**Dataset rows**

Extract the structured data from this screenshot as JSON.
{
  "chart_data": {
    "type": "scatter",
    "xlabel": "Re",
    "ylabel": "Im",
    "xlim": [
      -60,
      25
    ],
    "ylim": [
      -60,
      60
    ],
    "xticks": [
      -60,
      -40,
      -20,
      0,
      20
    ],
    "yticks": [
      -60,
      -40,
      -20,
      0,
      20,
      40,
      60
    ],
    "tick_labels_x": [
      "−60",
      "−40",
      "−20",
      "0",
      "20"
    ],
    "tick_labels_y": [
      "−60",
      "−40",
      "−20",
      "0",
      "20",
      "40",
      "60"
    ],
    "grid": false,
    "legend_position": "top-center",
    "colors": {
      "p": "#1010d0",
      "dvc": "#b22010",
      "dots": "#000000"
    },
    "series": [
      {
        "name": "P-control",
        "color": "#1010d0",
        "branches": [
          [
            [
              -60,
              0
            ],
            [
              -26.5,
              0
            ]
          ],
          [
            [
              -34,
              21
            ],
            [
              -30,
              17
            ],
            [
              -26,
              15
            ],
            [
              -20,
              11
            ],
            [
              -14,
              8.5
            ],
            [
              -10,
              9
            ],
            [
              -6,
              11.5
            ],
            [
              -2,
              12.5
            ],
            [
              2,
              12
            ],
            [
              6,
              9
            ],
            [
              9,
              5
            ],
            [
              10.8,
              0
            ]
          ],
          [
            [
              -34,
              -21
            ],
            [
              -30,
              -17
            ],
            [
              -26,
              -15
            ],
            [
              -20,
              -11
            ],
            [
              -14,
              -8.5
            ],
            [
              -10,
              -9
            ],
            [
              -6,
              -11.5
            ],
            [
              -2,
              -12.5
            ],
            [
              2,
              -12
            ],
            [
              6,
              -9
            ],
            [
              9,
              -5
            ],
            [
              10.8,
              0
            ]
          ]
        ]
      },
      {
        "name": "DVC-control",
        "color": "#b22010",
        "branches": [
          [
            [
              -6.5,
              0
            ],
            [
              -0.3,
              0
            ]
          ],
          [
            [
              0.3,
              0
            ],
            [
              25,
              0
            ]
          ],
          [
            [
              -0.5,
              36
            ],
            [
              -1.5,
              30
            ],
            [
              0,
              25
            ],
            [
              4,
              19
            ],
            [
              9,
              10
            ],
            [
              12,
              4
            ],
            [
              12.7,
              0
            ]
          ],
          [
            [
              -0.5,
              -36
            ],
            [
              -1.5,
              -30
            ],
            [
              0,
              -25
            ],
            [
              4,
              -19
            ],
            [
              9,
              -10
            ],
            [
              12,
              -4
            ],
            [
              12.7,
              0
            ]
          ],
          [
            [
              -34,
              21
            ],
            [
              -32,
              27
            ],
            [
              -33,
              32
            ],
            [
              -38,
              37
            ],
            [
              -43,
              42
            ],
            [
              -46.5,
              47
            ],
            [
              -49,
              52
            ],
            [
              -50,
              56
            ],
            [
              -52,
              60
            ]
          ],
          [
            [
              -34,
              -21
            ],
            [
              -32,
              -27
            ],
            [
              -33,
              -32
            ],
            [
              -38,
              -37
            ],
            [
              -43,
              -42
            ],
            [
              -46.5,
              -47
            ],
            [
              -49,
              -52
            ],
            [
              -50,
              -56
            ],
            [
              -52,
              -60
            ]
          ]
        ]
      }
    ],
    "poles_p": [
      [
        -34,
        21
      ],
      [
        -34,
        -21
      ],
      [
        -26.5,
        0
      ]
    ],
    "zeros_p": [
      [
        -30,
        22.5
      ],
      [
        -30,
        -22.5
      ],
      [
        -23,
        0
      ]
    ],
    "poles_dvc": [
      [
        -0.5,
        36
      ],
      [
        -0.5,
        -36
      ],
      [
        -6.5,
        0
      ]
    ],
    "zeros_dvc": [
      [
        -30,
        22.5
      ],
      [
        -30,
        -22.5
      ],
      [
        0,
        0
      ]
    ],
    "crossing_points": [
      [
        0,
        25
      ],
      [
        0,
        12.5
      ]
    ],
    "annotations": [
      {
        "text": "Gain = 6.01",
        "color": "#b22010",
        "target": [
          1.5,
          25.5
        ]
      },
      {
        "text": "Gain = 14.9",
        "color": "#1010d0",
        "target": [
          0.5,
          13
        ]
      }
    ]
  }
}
---
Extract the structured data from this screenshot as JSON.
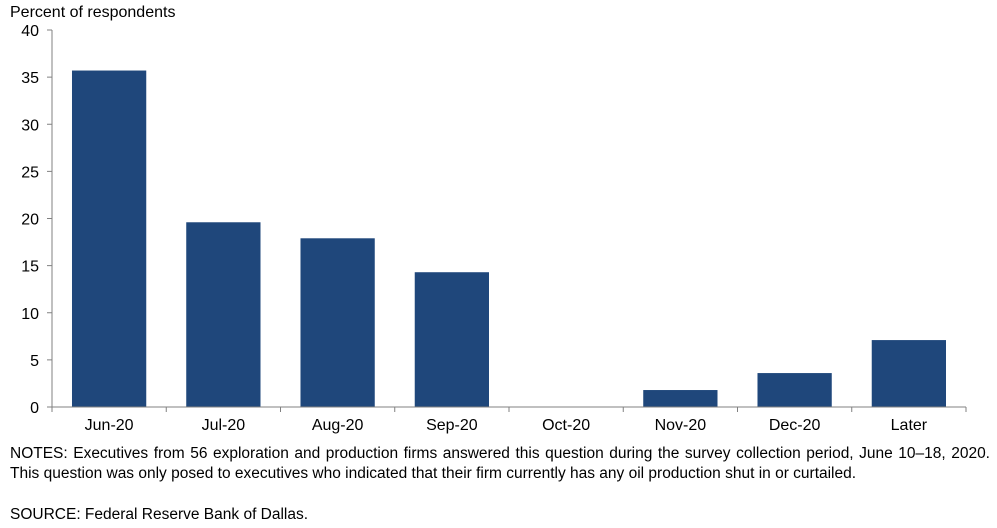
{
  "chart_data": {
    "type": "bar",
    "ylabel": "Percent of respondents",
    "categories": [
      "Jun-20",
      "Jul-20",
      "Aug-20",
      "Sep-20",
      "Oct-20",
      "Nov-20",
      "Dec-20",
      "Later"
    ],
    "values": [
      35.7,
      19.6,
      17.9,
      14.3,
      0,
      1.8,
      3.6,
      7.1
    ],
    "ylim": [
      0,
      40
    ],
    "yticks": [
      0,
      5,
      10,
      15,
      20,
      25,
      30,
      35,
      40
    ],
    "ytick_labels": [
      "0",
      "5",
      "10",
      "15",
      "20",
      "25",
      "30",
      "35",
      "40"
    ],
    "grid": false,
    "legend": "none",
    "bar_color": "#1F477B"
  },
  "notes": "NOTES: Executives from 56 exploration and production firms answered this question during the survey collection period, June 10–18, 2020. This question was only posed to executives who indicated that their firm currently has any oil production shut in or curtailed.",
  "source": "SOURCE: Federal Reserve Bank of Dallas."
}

**Work to do**
Copy out every line holding the string "ylabel".

**Result of this exercise**
    "ylabel": "Im",
    "ylabel": "Percent of respondents",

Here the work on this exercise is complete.